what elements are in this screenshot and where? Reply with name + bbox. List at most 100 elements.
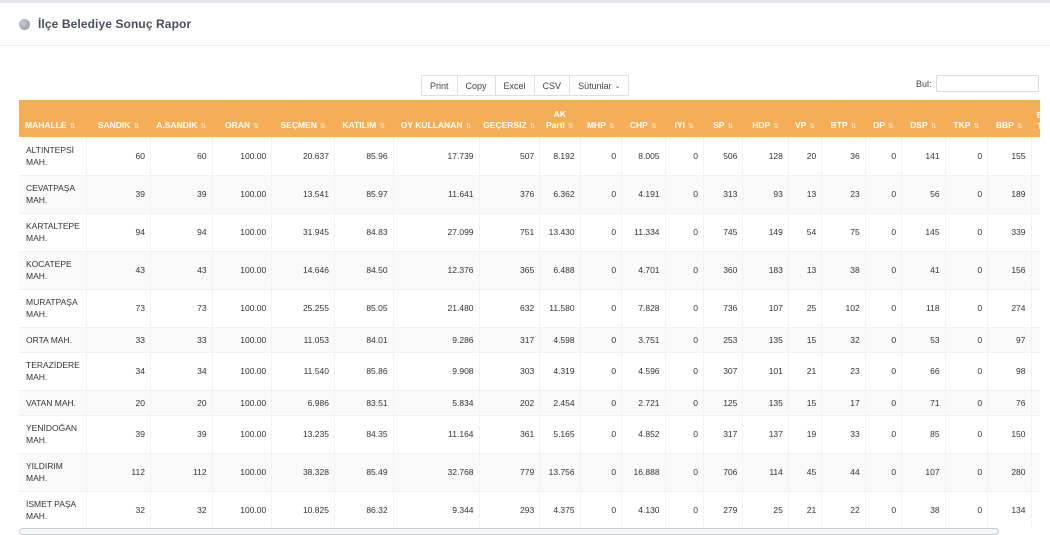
column-header[interactable]: BBP ⇅ <box>987 100 1032 137</box>
value-cell: 36 <box>821 137 866 176</box>
results-table-container: MAHALLE ⇅ SANDIK ⇅ A.SANDIK ⇅ ORAN ⇅ SEÇMEN ⇅ KATI… <box>19 100 1040 528</box>
value-cell: 75 <box>1031 352 1040 391</box>
column-header[interactable]: HDP ⇅ <box>742 100 789 137</box>
value-cell: 128 <box>742 137 789 176</box>
value-cell: 114 <box>742 453 789 492</box>
column-header-label: DSP <box>910 120 928 130</box>
value-cell: 149 <box>742 213 789 252</box>
column-header[interactable]: Bağ Top <box>1031 100 1040 137</box>
column-header[interactable]: CHP ⇅ <box>621 100 666 137</box>
sort-icon: ⇅ <box>608 123 615 130</box>
value-cell: 49 <box>1031 453 1040 492</box>
column-header[interactable]: KATILIM ⇅ <box>334 100 394 137</box>
table-row: İSMET PAŞA MAH. 32 32 100.00 10.825 86.32 9.34… <box>19 491 1040 528</box>
value-cell: 100.00 <box>212 352 273 391</box>
value-cell: 303 <box>479 352 541 391</box>
column-header[interactable]: VP ⇅ <box>788 100 822 137</box>
value-cell: 0 <box>945 213 989 252</box>
value-cell: 5.165 <box>539 415 581 454</box>
value-cell: 25 <box>1031 175 1040 214</box>
value-cell: 100.00 <box>212 390 273 416</box>
column-header[interactable]: OY KULLANAN ⇅ <box>393 100 480 137</box>
value-cell: 507 <box>479 137 541 176</box>
sort-icon: ⇅ <box>809 123 816 130</box>
value-cell: 4.191 <box>621 175 666 214</box>
value-cell: 0 <box>580 251 623 290</box>
column-header-label: Bağ Top <box>1036 110 1040 131</box>
copy-button[interactable]: Copy <box>456 75 496 96</box>
value-cell: 34 <box>86 352 151 391</box>
neighborhood-cell: YENİDOĞAN MAH. <box>19 415 88 454</box>
value-cell: 0 <box>865 175 903 214</box>
results-table: MAHALLE ⇅ SANDIK ⇅ A.SANDIK ⇅ ORAN ⇅ SEÇMEN ⇅ KATI… <box>19 100 1040 528</box>
excel-button[interactable]: Excel <box>494 75 535 96</box>
value-cell: 84.83 <box>334 213 394 252</box>
value-cell: 9.286 <box>393 327 480 353</box>
value-cell: 31 <box>1031 251 1040 290</box>
column-header-label: MAHALLE <box>25 120 67 130</box>
neighborhood-cell: ORTA MAH. <box>19 327 88 353</box>
column-header[interactable]: A.SANDIK ⇅ <box>150 100 213 137</box>
column-header[interactable]: DSP ⇅ <box>901 100 946 137</box>
value-cell: 150 <box>987 415 1032 454</box>
column-header[interactable]: MAHALLE ⇅ <box>19 100 87 137</box>
column-header[interactable]: MHP ⇅ <box>580 100 622 137</box>
value-cell: 274 <box>987 289 1032 328</box>
neighborhood-cell: KOCATEPE MAH. <box>19 251 88 290</box>
column-header-label: CHP <box>629 120 648 130</box>
value-cell: 100.00 <box>212 491 273 528</box>
csv-button[interactable]: CSV <box>533 75 571 96</box>
table-row: VATAN MAH. 20 20 100.00 6.986 83.51 5.834 202 2.… <box>19 390 1040 416</box>
value-cell: 43 <box>86 251 151 290</box>
column-header[interactable]: SP ⇅ <box>703 100 743 137</box>
value-cell: 279 <box>703 491 744 528</box>
column-header-label: IYI <box>674 120 686 130</box>
value-cell: 506 <box>703 137 744 176</box>
column-header[interactable]: BTP ⇅ <box>821 100 866 137</box>
value-cell: 4.852 <box>621 415 666 454</box>
column-header-label: ORAN <box>224 120 251 130</box>
horizontal-scrollbar[interactable] <box>19 528 999 535</box>
search-label: Bul: <box>916 78 932 89</box>
value-cell: 94 <box>150 213 213 252</box>
value-cell: 4.596 <box>621 352 666 391</box>
value-cell: 13 <box>788 175 823 214</box>
column-header[interactable]: ORAN ⇅ <box>212 100 272 137</box>
value-cell: 33 <box>821 415 866 454</box>
column-header[interactable]: SANDIK ⇅ <box>86 100 151 137</box>
sort-icon: ⇅ <box>727 123 734 130</box>
column-header-label: TKP <box>953 120 971 130</box>
value-cell: 0 <box>580 415 623 454</box>
value-cell: 100.00 <box>212 175 273 214</box>
value-cell: 13.756 <box>539 453 581 492</box>
column-header[interactable]: AK Parti ⇅ <box>539 100 581 137</box>
columns-button[interactable]: Sütunlar ⌄ <box>569 75 630 96</box>
search-input[interactable] <box>935 75 1039 92</box>
column-header-label: SEÇMEN <box>280 120 317 130</box>
column-header-label: KATILIM <box>342 120 377 130</box>
print-button[interactable]: Print <box>421 75 458 96</box>
value-cell: 183 <box>742 251 789 290</box>
column-header[interactable]: SEÇMEN ⇅ <box>271 100 335 137</box>
value-cell: 125 <box>703 390 744 416</box>
value-cell: 39 <box>86 175 151 214</box>
column-header[interactable]: GEÇERSIZ ⇅ <box>479 100 540 137</box>
value-cell: 137 <box>742 415 789 454</box>
value-cell: 11.580 <box>539 289 581 328</box>
column-header[interactable]: TKP ⇅ <box>945 100 988 137</box>
value-cell: 112 <box>86 453 151 492</box>
value-cell: 0 <box>665 327 704 353</box>
value-cell: 100.00 <box>212 289 273 328</box>
value-cell: 6.362 <box>539 175 581 214</box>
value-cell: 39 <box>150 175 213 214</box>
value-cell: 2.454 <box>539 390 581 416</box>
column-header[interactable]: IYI ⇅ <box>665 100 704 137</box>
column-header[interactable]: DP ⇅ <box>865 100 902 137</box>
value-cell: 0 <box>665 289 704 328</box>
sort-icon: ⇅ <box>773 123 780 130</box>
value-cell: 100.00 <box>212 327 273 353</box>
value-cell: 360 <box>703 251 744 290</box>
value-cell: 15 <box>788 327 823 353</box>
neighborhood-cell: ALTINTEPSİ MAH. <box>19 137 88 176</box>
value-cell: 100.00 <box>212 415 273 454</box>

PROMPT. Retype the listing from the line with "column-header[interactable]: BBP ⇅" up to and including the line with "value-cell: 0 <box>580 251 623 290</box>".

EXERCISE ANSWER.
column-header[interactable]: BBP ⇅ <box>987 100 1032 137</box>
value-cell: 36 <box>821 137 866 176</box>
results-table-container: MAHALLE ⇅ SANDIK ⇅ A.SANDIK ⇅ ORAN ⇅ SEÇMEN ⇅ KATI… <box>19 100 1040 528</box>
value-cell: 75 <box>1031 352 1040 391</box>
column-header[interactable]: HDP ⇅ <box>742 100 789 137</box>
value-cell: 128 <box>742 137 789 176</box>
value-cell: 114 <box>742 453 789 492</box>
column-header-label: DSP <box>910 120 928 130</box>
value-cell: 149 <box>742 213 789 252</box>
column-header[interactable]: Bağ Top <box>1031 100 1040 137</box>
column-header[interactable]: CHP ⇅ <box>621 100 666 137</box>
sort-icon: ⇅ <box>608 123 615 130</box>
value-cell: 49 <box>1031 453 1040 492</box>
column-header[interactable]: KATILIM ⇅ <box>334 100 394 137</box>
table-row: İSMET PAŞA MAH. 32 32 100.00 10.825 86.32 9.34… <box>19 491 1040 528</box>
value-cell: 100.00 <box>212 352 273 391</box>
value-cell: 303 <box>479 352 541 391</box>
column-header[interactable]: VP ⇅ <box>788 100 822 137</box>
value-cell: 0 <box>945 213 989 252</box>
value-cell: 5.165 <box>539 415 581 454</box>
value-cell: 25 <box>1031 175 1040 214</box>
value-cell: 100.00 <box>212 390 273 416</box>
column-header[interactable]: OY KULLANAN ⇅ <box>393 100 480 137</box>
value-cell: 507 <box>479 137 541 176</box>
sort-icon: ⇅ <box>809 123 816 130</box>
value-cell: 4.191 <box>621 175 666 214</box>
value-cell: 0 <box>580 251 623 290</box>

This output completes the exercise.